In the listing below, find every line containing "detail" and copy it out.

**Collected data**
>>>

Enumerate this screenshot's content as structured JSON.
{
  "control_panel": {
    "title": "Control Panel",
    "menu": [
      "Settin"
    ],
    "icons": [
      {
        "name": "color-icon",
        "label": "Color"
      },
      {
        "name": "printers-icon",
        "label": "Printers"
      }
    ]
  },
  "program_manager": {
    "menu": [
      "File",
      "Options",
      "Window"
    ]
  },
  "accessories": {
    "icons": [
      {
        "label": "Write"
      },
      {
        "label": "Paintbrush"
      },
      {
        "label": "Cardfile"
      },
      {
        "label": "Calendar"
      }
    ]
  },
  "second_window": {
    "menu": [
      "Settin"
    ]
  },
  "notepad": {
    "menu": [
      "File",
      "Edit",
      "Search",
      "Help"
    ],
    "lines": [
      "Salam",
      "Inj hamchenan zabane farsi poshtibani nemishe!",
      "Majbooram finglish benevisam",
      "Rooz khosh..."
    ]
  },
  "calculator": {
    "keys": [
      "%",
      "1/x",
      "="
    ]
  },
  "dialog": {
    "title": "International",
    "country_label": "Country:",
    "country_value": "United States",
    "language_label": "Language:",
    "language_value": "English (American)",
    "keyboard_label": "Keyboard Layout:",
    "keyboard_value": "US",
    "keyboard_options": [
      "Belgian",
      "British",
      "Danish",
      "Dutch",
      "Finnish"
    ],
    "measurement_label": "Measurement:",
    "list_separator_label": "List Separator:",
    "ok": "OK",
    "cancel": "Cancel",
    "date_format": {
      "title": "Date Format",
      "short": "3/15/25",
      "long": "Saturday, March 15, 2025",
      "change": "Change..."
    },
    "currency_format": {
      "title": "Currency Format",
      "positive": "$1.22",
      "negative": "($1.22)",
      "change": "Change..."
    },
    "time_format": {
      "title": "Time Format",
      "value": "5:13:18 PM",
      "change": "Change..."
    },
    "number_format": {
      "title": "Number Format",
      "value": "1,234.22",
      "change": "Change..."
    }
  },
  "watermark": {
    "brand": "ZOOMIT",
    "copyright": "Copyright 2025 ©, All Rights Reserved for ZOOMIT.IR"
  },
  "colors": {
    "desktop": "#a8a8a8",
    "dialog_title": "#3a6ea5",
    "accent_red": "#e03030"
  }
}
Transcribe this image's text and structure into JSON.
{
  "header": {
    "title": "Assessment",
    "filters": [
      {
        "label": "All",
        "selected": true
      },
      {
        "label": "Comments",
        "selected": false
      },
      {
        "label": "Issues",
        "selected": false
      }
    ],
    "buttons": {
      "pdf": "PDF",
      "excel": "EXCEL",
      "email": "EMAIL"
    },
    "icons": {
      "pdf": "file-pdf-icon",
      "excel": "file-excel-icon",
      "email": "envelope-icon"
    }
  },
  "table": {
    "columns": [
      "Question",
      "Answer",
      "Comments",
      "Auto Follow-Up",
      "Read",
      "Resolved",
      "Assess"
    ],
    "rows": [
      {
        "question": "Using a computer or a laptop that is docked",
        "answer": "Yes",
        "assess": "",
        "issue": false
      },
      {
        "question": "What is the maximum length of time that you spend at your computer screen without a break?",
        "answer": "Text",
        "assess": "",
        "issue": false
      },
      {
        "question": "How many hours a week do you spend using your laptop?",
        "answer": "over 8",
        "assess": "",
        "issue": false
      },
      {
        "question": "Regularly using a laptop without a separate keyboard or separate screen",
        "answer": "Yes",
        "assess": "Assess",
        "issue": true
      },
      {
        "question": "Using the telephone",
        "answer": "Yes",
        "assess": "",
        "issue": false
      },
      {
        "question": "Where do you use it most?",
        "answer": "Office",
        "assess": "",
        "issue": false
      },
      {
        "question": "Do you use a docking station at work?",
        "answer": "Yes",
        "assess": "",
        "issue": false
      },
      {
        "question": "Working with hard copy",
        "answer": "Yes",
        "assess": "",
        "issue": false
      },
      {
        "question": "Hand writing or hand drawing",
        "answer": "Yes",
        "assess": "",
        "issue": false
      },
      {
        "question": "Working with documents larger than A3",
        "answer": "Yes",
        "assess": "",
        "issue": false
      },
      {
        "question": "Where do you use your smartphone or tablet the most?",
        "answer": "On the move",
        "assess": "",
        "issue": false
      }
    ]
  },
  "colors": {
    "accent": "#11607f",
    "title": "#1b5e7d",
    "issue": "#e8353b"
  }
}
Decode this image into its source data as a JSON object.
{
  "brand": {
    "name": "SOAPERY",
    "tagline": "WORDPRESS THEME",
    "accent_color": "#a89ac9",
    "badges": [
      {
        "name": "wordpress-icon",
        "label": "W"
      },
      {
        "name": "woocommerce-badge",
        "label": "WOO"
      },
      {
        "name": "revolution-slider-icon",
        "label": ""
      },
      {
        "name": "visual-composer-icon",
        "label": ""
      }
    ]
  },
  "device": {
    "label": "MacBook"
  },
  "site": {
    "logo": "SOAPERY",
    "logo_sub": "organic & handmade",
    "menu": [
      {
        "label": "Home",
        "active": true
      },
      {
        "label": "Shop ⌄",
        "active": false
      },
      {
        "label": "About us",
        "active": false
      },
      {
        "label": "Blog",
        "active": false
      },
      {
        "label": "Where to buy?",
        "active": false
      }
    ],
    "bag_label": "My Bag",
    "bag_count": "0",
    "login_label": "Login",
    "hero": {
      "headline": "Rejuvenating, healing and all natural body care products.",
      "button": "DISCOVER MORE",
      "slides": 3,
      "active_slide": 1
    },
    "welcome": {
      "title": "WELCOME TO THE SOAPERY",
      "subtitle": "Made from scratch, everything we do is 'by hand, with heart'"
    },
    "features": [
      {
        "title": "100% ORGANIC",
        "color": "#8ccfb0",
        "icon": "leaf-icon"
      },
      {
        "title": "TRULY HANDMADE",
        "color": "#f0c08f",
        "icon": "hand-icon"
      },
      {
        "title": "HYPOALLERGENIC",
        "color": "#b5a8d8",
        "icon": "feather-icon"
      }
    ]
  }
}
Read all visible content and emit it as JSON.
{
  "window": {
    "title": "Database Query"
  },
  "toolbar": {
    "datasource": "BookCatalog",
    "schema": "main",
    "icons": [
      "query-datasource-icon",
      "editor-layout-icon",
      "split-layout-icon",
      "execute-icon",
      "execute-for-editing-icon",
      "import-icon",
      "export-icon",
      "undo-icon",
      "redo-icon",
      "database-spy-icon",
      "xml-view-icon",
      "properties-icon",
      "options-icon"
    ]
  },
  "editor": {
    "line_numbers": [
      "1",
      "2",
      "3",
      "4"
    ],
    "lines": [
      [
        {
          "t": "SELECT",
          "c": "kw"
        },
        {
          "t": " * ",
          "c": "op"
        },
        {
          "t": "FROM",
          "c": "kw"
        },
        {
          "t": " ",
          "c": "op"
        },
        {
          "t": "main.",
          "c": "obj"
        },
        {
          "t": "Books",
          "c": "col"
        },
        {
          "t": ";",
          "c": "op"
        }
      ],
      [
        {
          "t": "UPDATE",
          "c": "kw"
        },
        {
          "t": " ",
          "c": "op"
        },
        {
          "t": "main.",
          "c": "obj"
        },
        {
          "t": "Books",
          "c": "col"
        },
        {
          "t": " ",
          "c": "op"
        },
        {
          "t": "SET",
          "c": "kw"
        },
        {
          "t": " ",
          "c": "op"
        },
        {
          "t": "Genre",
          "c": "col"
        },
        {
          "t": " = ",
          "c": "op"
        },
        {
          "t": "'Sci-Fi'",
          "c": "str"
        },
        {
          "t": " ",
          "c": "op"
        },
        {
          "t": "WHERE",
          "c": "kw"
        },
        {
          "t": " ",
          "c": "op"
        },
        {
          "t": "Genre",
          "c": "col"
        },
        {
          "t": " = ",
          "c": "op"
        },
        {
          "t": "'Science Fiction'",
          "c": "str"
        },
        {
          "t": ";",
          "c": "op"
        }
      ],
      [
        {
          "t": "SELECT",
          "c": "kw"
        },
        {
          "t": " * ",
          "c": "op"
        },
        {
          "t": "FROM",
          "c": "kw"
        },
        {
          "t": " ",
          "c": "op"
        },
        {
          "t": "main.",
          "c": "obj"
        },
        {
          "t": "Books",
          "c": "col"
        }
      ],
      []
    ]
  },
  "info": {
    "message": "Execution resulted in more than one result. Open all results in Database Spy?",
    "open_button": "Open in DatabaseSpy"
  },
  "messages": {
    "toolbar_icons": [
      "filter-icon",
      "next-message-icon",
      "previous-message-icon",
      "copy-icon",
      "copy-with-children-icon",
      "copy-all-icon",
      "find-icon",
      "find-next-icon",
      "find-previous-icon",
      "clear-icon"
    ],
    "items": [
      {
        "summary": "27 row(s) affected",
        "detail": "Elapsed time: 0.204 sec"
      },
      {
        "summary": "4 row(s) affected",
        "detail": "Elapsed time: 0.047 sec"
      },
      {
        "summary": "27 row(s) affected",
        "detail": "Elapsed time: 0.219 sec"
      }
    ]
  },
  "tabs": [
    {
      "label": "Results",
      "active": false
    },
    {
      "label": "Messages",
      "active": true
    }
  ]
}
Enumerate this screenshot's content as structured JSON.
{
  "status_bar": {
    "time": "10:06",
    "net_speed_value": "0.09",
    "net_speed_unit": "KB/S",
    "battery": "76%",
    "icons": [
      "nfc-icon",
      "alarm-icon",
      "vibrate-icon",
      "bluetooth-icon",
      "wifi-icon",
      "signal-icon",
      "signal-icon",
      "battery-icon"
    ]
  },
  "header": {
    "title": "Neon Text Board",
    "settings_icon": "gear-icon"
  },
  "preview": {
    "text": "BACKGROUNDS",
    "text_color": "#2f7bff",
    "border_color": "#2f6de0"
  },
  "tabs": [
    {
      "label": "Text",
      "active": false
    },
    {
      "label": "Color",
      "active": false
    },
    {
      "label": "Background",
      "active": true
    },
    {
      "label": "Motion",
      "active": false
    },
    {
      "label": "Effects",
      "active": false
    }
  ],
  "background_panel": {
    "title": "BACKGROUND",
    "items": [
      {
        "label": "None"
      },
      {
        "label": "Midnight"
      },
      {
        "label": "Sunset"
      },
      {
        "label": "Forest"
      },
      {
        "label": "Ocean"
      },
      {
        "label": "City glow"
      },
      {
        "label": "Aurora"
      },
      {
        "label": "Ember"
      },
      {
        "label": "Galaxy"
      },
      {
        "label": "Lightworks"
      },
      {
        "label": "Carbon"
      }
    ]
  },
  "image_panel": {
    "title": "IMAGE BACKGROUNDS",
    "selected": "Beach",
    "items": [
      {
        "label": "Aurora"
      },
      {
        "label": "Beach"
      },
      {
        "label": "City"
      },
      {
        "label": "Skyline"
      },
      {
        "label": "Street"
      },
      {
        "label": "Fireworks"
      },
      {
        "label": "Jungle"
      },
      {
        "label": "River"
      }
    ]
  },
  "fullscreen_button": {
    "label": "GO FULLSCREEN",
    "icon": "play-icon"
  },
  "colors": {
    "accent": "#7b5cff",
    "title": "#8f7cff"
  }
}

<<<

**SOLUTION FOR THIS EXERCISE**
        "detail": "Elapsed time: 0.204 sec"
        "detail": "Elapsed time: 0.047 sec"
        "detail": "Elapsed time: 0.219 sec"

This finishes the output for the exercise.